Using the entries that follow, count the lines containing the word "name" and give that number by itself.

| Provided data |
^^^^^^^^

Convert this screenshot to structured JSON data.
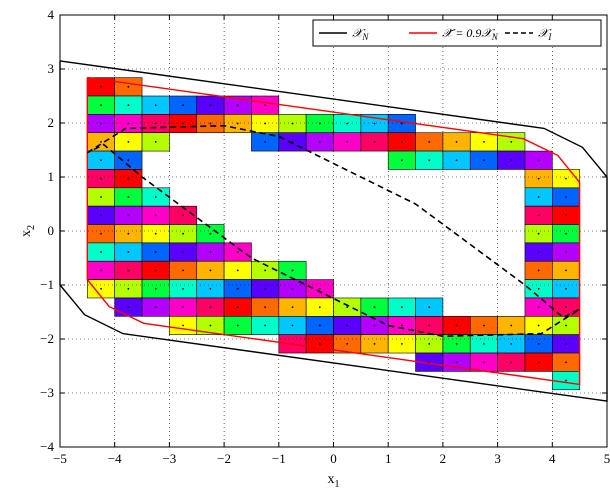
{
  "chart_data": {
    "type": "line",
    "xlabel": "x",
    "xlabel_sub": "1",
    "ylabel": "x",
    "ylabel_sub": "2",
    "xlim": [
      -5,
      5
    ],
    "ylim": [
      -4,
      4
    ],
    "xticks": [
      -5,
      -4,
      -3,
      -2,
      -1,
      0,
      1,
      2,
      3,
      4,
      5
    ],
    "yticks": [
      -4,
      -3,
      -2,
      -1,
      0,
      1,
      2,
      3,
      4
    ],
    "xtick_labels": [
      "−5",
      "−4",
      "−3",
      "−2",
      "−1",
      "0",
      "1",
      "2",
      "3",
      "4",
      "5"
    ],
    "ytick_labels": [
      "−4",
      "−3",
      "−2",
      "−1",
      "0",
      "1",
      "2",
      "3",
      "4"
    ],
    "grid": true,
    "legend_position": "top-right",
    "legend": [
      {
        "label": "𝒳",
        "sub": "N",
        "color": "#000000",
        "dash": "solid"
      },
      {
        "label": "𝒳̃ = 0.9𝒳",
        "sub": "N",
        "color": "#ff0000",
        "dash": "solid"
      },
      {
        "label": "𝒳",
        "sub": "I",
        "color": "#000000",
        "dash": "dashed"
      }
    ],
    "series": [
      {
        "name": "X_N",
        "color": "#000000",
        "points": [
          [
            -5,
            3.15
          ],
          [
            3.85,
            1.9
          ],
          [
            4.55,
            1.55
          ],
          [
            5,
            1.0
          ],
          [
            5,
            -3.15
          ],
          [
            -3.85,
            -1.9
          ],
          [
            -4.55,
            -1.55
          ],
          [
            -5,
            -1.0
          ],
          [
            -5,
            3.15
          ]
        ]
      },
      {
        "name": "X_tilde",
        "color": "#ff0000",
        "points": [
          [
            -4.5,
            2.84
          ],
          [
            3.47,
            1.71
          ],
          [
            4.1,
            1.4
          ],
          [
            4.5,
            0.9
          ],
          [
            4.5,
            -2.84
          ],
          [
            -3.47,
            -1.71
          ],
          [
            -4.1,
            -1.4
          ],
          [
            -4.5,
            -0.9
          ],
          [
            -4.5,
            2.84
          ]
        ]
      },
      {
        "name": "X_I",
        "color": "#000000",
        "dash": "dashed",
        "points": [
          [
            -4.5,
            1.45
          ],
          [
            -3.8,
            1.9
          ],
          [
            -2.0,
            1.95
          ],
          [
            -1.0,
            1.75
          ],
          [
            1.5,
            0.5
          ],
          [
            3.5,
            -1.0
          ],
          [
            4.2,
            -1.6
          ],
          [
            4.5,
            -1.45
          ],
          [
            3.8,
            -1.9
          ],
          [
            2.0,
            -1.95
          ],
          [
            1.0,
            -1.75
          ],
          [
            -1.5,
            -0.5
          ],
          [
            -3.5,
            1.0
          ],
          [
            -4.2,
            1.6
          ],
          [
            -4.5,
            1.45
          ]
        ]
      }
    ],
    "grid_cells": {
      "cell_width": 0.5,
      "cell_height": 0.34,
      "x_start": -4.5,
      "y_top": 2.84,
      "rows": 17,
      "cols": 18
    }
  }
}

^^^^^^^^

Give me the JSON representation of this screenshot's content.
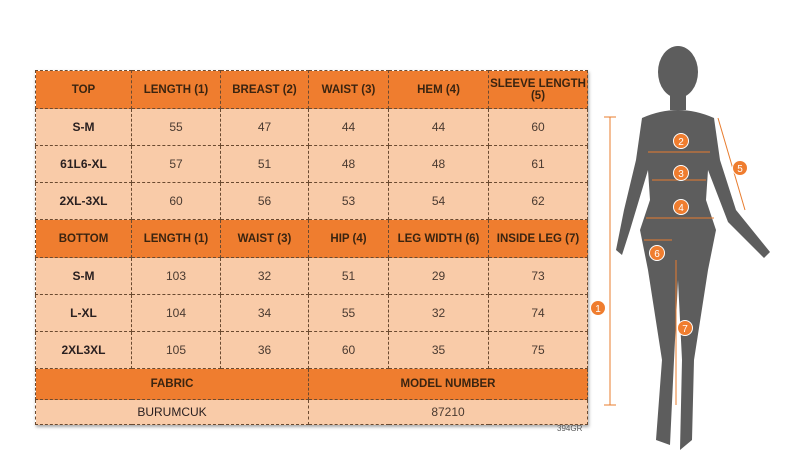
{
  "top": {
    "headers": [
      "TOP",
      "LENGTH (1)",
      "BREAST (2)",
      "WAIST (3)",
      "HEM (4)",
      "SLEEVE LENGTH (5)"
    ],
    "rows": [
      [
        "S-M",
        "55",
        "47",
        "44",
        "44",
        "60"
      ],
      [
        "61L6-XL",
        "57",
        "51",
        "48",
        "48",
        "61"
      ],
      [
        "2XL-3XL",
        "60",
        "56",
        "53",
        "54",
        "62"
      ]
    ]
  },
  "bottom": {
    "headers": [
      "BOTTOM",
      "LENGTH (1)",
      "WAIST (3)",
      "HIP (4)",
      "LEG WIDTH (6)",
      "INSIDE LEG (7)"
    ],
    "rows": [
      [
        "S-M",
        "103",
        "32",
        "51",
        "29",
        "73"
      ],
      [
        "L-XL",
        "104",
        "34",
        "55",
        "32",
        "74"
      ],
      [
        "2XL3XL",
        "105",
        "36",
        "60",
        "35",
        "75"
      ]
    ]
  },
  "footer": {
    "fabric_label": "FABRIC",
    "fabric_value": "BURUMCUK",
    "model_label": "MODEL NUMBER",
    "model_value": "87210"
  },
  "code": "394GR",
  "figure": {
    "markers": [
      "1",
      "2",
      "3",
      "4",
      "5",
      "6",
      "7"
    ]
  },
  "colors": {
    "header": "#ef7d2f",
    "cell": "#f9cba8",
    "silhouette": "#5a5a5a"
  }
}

^^^^^^^^

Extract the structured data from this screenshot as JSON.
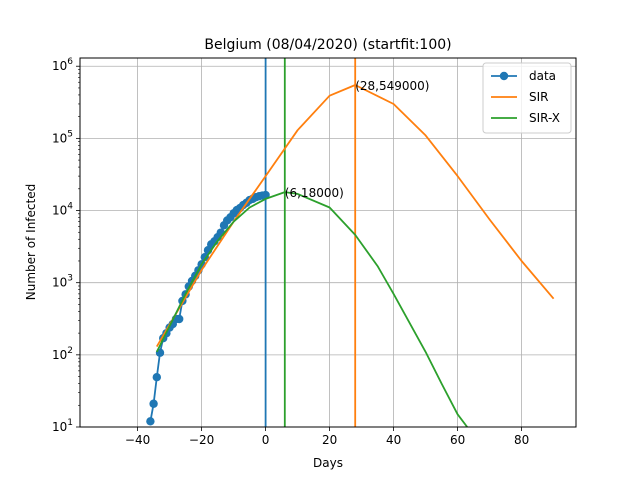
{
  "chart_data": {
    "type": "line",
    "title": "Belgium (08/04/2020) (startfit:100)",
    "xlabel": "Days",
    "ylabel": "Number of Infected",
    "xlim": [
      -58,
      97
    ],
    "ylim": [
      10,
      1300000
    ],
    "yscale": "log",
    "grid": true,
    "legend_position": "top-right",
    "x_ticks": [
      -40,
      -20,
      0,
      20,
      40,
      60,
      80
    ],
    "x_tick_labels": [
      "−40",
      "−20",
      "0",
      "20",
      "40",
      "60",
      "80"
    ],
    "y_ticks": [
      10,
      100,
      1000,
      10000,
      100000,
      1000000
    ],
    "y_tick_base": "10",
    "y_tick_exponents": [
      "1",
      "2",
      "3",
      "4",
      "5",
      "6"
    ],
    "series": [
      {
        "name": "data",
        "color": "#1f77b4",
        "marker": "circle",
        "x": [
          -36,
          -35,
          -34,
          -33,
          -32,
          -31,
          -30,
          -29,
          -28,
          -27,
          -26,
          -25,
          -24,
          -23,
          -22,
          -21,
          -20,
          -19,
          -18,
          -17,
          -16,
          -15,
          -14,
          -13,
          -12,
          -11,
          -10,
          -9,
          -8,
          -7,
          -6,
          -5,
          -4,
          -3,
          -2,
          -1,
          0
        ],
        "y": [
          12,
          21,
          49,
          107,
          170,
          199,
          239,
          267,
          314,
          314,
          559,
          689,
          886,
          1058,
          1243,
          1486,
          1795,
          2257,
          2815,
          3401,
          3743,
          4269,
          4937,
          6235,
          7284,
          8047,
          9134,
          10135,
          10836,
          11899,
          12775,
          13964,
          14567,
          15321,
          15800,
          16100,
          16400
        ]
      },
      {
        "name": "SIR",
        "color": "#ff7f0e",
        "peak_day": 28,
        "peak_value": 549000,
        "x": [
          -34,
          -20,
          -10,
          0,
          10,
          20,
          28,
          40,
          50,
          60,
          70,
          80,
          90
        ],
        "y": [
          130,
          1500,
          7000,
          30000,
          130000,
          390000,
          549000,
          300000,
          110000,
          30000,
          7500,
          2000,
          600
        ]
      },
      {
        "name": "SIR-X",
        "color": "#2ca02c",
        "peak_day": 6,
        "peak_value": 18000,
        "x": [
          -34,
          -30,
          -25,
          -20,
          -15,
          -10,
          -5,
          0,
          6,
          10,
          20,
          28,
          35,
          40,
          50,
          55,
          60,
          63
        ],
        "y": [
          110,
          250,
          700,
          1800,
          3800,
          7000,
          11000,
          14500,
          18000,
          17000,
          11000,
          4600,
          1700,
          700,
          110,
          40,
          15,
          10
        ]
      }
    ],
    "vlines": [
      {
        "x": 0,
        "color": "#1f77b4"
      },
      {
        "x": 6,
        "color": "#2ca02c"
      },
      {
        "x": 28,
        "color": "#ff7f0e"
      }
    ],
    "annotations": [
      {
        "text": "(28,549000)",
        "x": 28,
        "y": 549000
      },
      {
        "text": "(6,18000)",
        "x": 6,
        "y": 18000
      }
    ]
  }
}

^^^^^^^^

| The completed task |
6